## STATED EXERCISE:
In the data below, find each line containing the string "сказала" and return it.

———

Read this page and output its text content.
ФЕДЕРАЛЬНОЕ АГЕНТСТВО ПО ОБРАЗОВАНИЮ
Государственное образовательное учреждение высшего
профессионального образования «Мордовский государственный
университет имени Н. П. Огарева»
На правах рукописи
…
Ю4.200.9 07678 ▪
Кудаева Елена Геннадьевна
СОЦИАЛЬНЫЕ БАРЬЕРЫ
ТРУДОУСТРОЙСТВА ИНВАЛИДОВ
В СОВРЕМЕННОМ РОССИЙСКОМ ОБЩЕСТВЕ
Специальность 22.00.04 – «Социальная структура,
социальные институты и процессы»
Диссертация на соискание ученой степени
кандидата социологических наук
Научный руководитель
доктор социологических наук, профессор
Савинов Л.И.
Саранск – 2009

———

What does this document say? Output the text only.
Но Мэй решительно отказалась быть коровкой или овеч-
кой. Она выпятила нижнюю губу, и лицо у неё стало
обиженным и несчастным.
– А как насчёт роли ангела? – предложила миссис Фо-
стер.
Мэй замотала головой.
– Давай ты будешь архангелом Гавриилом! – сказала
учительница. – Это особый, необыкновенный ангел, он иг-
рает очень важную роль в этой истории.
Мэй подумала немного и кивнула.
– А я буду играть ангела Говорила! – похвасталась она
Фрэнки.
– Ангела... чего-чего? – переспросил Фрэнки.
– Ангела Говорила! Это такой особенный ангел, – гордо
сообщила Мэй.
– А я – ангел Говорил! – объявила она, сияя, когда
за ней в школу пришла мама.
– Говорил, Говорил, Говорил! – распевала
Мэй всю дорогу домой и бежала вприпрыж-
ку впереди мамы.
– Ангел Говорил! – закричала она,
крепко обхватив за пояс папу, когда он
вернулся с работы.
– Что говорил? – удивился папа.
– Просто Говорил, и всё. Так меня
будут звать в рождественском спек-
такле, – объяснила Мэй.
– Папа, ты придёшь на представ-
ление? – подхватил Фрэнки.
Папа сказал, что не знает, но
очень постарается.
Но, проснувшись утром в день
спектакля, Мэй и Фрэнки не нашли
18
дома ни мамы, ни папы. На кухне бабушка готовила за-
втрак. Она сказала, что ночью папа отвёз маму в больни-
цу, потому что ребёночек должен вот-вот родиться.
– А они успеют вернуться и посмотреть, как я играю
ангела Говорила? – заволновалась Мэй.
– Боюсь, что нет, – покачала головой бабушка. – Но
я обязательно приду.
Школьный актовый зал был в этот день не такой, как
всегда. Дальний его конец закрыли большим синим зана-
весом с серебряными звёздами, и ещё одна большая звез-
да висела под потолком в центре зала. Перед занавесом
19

———

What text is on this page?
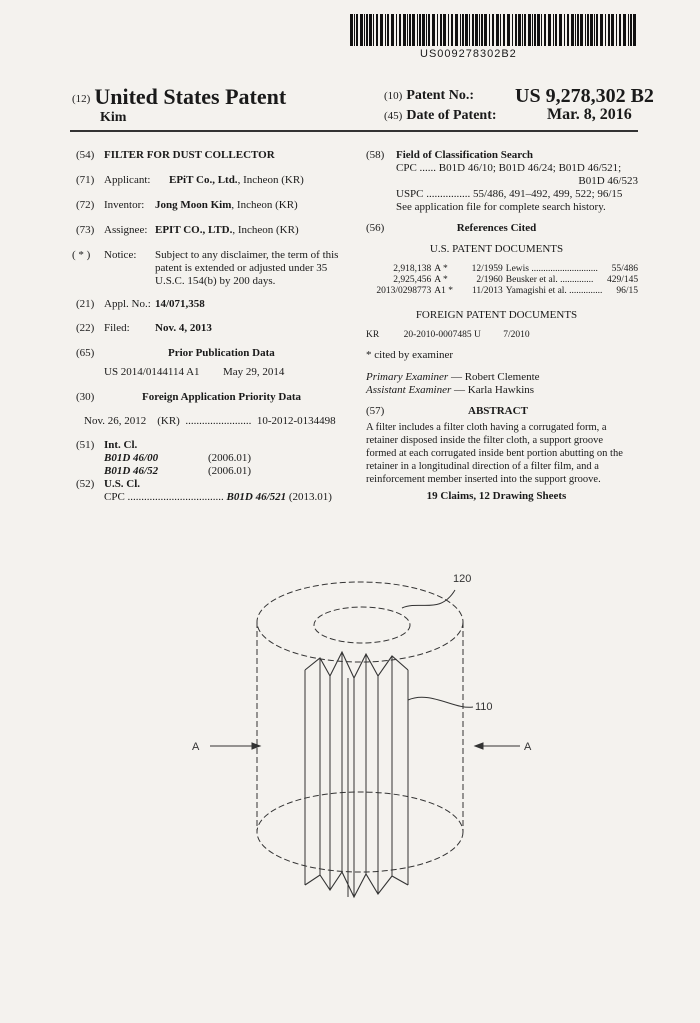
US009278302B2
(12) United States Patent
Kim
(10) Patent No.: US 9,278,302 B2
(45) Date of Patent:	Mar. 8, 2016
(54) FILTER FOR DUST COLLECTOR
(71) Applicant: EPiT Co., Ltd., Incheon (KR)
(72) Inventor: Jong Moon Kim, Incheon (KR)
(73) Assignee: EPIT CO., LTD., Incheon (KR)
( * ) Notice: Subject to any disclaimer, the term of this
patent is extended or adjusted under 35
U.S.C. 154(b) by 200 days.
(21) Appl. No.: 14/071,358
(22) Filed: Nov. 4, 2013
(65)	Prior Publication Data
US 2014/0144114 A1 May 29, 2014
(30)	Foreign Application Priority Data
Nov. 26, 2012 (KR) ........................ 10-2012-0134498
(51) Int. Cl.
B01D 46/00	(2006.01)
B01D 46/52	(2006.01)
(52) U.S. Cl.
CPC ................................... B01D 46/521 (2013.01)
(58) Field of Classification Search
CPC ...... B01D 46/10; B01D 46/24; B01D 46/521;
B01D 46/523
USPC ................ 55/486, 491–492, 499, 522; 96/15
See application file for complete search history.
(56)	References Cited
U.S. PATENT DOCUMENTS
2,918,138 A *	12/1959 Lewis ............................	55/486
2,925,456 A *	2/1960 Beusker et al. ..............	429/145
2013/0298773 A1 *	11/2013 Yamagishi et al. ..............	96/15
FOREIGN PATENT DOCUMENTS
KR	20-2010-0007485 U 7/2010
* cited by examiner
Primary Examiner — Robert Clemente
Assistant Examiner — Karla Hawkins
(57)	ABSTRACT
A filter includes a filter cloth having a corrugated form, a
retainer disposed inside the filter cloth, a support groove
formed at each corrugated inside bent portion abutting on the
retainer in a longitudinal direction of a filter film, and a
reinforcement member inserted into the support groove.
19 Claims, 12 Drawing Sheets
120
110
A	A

———

## CORRECT RESPONSE:
– Давай ты будешь архангелом Гавриилом! – сказала
втрак. Она сказала, что ночью папа отвёз маму в больни-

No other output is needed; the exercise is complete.